== What is required ==
Repeat every record below exactly, omitting any pictures.

(Figure dataset records)
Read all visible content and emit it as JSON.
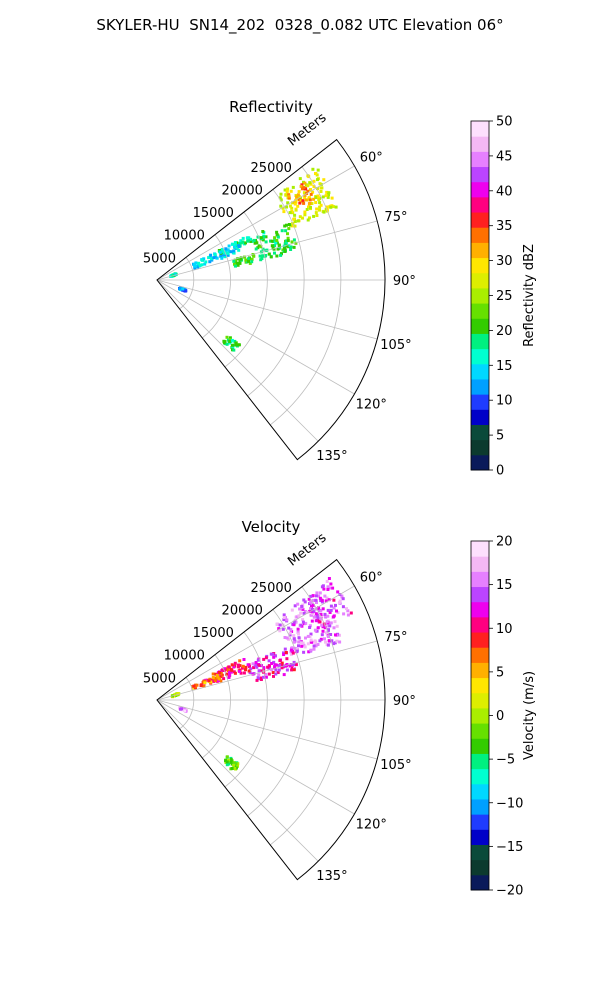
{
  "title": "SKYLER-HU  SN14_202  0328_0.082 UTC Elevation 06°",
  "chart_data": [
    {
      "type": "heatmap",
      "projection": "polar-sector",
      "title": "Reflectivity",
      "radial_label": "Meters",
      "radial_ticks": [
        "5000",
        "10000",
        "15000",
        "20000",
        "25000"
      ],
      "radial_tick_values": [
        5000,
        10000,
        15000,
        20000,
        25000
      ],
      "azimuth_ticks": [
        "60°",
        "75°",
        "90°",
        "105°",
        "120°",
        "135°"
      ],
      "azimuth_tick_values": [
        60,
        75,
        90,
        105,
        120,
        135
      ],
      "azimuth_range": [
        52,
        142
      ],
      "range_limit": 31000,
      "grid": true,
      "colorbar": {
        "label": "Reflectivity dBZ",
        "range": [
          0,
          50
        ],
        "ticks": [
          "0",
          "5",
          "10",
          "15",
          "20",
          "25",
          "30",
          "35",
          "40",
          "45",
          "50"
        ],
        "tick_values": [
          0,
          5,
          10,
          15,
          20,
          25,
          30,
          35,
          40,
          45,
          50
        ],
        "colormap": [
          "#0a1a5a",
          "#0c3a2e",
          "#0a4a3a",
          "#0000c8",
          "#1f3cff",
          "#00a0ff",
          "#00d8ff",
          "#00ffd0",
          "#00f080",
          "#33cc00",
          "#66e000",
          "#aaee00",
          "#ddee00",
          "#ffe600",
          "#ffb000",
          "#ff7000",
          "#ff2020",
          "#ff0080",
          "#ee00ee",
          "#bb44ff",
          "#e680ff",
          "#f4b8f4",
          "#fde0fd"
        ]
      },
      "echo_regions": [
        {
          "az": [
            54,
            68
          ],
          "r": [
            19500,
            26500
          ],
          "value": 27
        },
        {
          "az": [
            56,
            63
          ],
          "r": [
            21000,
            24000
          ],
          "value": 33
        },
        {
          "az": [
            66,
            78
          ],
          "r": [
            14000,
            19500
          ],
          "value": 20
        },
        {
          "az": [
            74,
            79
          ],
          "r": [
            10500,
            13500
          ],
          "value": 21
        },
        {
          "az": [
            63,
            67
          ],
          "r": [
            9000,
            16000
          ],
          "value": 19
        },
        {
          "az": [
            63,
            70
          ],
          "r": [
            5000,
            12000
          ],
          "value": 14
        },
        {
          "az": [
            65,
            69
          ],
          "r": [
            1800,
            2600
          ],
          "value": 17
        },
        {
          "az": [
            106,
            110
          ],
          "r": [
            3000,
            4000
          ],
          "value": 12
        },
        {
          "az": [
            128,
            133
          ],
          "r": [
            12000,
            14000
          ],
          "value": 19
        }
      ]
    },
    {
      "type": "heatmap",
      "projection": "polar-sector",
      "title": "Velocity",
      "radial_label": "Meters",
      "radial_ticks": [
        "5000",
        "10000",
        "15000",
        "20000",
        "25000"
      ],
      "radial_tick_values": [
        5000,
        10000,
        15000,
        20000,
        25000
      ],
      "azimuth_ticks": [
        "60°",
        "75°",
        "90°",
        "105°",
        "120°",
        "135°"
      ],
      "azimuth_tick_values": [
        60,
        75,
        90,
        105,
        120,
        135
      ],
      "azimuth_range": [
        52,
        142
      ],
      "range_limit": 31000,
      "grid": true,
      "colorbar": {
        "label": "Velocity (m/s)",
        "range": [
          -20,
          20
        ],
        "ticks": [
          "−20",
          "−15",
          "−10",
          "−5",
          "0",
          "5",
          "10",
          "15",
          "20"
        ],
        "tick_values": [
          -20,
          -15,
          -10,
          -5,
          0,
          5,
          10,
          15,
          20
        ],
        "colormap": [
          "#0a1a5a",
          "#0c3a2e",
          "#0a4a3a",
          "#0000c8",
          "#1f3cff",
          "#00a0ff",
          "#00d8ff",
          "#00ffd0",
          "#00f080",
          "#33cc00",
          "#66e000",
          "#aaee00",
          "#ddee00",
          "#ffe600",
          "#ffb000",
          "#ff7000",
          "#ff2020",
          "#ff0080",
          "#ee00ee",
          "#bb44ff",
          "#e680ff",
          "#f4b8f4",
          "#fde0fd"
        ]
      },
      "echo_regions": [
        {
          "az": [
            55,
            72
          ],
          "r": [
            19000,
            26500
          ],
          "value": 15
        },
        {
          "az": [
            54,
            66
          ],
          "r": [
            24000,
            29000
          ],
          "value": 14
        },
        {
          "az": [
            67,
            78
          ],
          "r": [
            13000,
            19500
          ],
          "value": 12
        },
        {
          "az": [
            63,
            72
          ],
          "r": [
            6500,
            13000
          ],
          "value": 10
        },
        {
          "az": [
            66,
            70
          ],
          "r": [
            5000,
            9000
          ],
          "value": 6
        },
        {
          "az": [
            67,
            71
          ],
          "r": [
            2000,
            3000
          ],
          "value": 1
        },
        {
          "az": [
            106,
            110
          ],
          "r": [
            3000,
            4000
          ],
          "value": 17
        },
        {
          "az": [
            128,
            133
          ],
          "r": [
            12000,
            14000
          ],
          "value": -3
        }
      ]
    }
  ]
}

== Complete output ==
Read all visible content and emit it as JSON.
{
  "title": "SKYLER-HU  SN14_202  0328_0.082 UTC Elevation 06°",
  "chart_data": [
    {
      "type": "heatmap",
      "projection": "polar-sector",
      "title": "Reflectivity",
      "radial_label": "Meters",
      "radial_ticks": [
        "5000",
        "10000",
        "15000",
        "20000",
        "25000"
      ],
      "radial_tick_values": [
        5000,
        10000,
        15000,
        20000,
        25000
      ],
      "azimuth_ticks": [
        "60°",
        "75°",
        "90°",
        "105°",
        "120°",
        "135°"
      ],
      "azimuth_tick_values": [
        60,
        75,
        90,
        105,
        120,
        135
      ],
      "azimuth_range": [
        52,
        142
      ],
      "range_limit": 31000,
      "grid": true,
      "colorbar": {
        "label": "Reflectivity dBZ",
        "range": [
          0,
          50
        ],
        "ticks": [
          "0",
          "5",
          "10",
          "15",
          "20",
          "25",
          "30",
          "35",
          "40",
          "45",
          "50"
        ],
        "tick_values": [
          0,
          5,
          10,
          15,
          20,
          25,
          30,
          35,
          40,
          45,
          50
        ],
        "colormap": [
          "#0a1a5a",
          "#0c3a2e",
          "#0a4a3a",
          "#0000c8",
          "#1f3cff",
          "#00a0ff",
          "#00d8ff",
          "#00ffd0",
          "#00f080",
          "#33cc00",
          "#66e000",
          "#aaee00",
          "#ddee00",
          "#ffe600",
          "#ffb000",
          "#ff7000",
          "#ff2020",
          "#ff0080",
          "#ee00ee",
          "#bb44ff",
          "#e680ff",
          "#f4b8f4",
          "#fde0fd"
        ]
      },
      "echo_regions": [
        {
          "az": [
            54,
            68
          ],
          "r": [
            19500,
            26500
          ],
          "value": 27
        },
        {
          "az": [
            56,
            63
          ],
          "r": [
            21000,
            24000
          ],
          "value": 33
        },
        {
          "az": [
            66,
            78
          ],
          "r": [
            14000,
            19500
          ],
          "value": 20
        },
        {
          "az": [
            74,
            79
          ],
          "r": [
            10500,
            13500
          ],
          "value": 21
        },
        {
          "az": [
            63,
            67
          ],
          "r": [
            9000,
            16000
          ],
          "value": 19
        },
        {
          "az": [
            63,
            70
          ],
          "r": [
            5000,
            12000
          ],
          "value": 14
        },
        {
          "az": [
            65,
            69
          ],
          "r": [
            1800,
            2600
          ],
          "value": 17
        },
        {
          "az": [
            106,
            110
          ],
          "r": [
            3000,
            4000
          ],
          "value": 12
        },
        {
          "az": [
            128,
            133
          ],
          "r": [
            12000,
            14000
          ],
          "value": 19
        }
      ]
    },
    {
      "type": "heatmap",
      "projection": "polar-sector",
      "title": "Velocity",
      "radial_label": "Meters",
      "radial_ticks": [
        "5000",
        "10000",
        "15000",
        "20000",
        "25000"
      ],
      "radial_tick_values": [
        5000,
        10000,
        15000,
        20000,
        25000
      ],
      "azimuth_ticks": [
        "60°",
        "75°",
        "90°",
        "105°",
        "120°",
        "135°"
      ],
      "azimuth_tick_values": [
        60,
        75,
        90,
        105,
        120,
        135
      ],
      "azimuth_range": [
        52,
        142
      ],
      "range_limit": 31000,
      "grid": true,
      "colorbar": {
        "label": "Velocity (m/s)",
        "range": [
          -20,
          20
        ],
        "ticks": [
          "−20",
          "−15",
          "−10",
          "−5",
          "0",
          "5",
          "10",
          "15",
          "20"
        ],
        "tick_values": [
          -20,
          -15,
          -10,
          -5,
          0,
          5,
          10,
          15,
          20
        ],
        "colormap": [
          "#0a1a5a",
          "#0c3a2e",
          "#0a4a3a",
          "#0000c8",
          "#1f3cff",
          "#00a0ff",
          "#00d8ff",
          "#00ffd0",
          "#00f080",
          "#33cc00",
          "#66e000",
          "#aaee00",
          "#ddee00",
          "#ffe600",
          "#ffb000",
          "#ff7000",
          "#ff2020",
          "#ff0080",
          "#ee00ee",
          "#bb44ff",
          "#e680ff",
          "#f4b8f4",
          "#fde0fd"
        ]
      },
      "echo_regions": [
        {
          "az": [
            55,
            72
          ],
          "r": [
            19000,
            26500
          ],
          "value": 15
        },
        {
          "az": [
            54,
            66
          ],
          "r": [
            24000,
            29000
          ],
          "value": 14
        },
        {
          "az": [
            67,
            78
          ],
          "r": [
            13000,
            19500
          ],
          "value": 12
        },
        {
          "az": [
            63,
            72
          ],
          "r": [
            6500,
            13000
          ],
          "value": 10
        },
        {
          "az": [
            66,
            70
          ],
          "r": [
            5000,
            9000
          ],
          "value": 6
        },
        {
          "az": [
            67,
            71
          ],
          "r": [
            2000,
            3000
          ],
          "value": 1
        },
        {
          "az": [
            106,
            110
          ],
          "r": [
            3000,
            4000
          ],
          "value": 17
        },
        {
          "az": [
            128,
            133
          ],
          "r": [
            12000,
            14000
          ],
          "value": -3
        }
      ]
    }
  ]
}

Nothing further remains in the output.